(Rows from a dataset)
==================================================
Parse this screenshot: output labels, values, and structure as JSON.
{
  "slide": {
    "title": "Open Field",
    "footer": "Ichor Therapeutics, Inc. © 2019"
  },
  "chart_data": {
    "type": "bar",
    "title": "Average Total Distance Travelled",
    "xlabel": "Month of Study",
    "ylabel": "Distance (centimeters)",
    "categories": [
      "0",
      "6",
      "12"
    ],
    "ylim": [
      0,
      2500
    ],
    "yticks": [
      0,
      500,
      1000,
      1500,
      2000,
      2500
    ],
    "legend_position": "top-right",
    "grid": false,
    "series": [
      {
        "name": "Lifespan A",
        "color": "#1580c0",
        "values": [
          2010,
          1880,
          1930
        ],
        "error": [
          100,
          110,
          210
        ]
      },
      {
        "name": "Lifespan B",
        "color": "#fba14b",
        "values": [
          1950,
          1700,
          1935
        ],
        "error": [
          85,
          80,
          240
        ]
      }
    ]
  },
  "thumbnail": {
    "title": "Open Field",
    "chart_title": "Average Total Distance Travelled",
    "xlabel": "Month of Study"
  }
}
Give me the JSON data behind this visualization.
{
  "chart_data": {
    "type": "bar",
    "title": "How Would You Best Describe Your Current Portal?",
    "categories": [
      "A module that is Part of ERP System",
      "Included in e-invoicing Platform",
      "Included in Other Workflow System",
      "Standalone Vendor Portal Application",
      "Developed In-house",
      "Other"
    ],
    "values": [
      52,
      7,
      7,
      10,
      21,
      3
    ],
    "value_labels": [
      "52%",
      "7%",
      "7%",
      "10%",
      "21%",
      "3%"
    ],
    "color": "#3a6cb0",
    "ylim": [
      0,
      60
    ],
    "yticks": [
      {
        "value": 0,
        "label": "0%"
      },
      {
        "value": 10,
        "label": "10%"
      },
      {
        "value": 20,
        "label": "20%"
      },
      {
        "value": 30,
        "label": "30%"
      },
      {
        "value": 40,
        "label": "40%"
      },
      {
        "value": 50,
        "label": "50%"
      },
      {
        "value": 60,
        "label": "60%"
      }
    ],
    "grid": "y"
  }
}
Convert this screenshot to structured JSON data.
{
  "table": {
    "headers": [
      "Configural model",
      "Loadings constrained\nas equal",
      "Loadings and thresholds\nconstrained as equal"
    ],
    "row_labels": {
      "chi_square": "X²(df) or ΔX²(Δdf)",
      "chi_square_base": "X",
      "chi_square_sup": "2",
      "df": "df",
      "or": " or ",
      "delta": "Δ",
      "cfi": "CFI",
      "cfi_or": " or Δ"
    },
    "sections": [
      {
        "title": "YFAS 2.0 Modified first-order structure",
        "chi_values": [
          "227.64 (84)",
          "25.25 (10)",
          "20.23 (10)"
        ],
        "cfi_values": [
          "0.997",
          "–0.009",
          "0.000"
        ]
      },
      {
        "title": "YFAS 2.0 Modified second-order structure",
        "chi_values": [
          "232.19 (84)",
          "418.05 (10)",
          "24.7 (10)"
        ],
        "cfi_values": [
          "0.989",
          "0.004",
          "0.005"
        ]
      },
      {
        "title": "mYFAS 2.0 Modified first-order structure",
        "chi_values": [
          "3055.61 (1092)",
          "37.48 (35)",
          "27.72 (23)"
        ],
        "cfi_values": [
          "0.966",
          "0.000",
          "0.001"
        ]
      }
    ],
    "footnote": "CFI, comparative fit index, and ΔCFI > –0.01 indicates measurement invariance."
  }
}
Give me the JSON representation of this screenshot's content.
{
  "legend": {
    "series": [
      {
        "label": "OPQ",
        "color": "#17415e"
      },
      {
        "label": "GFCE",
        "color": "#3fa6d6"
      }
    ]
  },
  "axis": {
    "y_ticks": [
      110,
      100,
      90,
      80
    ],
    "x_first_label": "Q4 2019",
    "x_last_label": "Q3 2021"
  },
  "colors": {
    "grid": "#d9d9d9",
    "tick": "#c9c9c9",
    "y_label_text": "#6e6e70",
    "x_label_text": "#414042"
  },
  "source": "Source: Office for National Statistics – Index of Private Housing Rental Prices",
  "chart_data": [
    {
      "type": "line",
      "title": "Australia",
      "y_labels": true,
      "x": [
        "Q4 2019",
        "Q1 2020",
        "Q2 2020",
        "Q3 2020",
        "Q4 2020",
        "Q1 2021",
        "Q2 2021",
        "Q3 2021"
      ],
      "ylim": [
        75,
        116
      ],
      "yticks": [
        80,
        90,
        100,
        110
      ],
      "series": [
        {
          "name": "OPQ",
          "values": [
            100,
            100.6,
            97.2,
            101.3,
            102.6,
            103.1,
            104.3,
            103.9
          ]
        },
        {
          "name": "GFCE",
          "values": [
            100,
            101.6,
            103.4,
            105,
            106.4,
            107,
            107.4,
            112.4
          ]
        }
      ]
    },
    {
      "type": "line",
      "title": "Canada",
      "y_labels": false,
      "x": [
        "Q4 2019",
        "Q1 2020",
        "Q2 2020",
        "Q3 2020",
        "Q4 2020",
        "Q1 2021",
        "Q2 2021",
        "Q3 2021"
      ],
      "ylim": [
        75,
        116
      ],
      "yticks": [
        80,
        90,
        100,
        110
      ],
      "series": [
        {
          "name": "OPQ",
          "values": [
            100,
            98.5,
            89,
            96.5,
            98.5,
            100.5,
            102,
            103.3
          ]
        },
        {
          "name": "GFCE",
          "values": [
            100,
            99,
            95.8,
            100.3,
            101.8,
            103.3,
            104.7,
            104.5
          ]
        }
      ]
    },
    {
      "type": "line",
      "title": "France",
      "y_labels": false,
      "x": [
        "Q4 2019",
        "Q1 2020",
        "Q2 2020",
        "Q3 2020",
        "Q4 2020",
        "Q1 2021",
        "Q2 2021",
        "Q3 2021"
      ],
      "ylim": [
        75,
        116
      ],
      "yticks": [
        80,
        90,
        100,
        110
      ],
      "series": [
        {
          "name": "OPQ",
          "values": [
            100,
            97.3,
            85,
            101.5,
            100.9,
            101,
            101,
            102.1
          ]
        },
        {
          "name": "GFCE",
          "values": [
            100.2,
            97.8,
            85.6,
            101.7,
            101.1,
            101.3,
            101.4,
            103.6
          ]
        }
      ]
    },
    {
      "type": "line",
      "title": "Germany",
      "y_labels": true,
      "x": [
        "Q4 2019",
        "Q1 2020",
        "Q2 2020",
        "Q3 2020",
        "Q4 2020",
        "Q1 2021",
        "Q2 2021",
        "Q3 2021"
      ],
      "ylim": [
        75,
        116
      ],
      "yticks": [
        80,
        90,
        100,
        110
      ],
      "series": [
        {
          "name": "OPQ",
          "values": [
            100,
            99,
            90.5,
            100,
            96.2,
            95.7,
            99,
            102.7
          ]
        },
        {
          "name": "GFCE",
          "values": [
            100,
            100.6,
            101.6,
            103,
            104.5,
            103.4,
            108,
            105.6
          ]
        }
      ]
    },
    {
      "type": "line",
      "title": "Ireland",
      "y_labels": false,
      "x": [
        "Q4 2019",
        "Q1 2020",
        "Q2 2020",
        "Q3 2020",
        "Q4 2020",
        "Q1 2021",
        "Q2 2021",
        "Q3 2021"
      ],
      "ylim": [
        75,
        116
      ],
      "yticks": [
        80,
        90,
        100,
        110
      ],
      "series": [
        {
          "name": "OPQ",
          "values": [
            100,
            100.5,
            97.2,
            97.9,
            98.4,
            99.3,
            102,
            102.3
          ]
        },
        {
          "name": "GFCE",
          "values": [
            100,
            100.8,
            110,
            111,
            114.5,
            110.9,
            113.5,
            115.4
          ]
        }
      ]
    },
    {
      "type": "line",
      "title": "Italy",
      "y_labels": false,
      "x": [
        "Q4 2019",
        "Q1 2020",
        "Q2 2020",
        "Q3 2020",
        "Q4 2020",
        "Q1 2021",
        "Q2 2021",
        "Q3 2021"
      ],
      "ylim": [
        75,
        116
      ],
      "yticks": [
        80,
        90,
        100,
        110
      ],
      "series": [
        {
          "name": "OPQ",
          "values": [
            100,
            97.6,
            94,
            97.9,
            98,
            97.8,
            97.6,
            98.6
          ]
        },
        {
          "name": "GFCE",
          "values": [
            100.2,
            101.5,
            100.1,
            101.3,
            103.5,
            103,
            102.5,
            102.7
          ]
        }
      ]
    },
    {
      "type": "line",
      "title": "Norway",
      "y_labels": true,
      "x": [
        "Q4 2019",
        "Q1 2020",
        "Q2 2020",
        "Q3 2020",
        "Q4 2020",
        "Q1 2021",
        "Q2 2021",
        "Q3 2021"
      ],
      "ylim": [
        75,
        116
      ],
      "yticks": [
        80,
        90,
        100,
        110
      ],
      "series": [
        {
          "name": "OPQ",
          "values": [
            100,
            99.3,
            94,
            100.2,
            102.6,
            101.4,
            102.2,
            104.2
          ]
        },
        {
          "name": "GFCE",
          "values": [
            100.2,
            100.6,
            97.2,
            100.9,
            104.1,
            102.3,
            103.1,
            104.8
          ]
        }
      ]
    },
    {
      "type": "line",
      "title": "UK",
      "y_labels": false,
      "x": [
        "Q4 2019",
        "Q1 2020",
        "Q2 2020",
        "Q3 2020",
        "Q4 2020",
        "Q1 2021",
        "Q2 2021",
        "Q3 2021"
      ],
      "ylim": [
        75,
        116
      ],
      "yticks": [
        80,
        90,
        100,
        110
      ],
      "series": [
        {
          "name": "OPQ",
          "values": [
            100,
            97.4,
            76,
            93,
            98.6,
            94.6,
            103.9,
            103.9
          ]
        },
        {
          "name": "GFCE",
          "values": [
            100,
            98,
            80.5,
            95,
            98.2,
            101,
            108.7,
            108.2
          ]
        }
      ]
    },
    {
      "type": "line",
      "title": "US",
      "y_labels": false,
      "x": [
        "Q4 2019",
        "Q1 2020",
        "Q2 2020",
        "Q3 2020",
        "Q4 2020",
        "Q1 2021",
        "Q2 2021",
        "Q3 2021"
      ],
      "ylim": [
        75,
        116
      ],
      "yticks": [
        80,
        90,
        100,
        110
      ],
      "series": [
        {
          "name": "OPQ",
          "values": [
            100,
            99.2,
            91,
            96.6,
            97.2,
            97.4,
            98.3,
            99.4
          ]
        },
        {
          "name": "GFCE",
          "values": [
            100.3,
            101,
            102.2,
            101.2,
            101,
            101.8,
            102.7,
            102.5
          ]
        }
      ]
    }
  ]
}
==================================================
#### SET EXERCISE:
Read the data above. Pull out each line in which the string "Included" appears.

#### IN RESPONSE:
      "Included in e-invoicing Platform",
      "Included in Other Workflow System",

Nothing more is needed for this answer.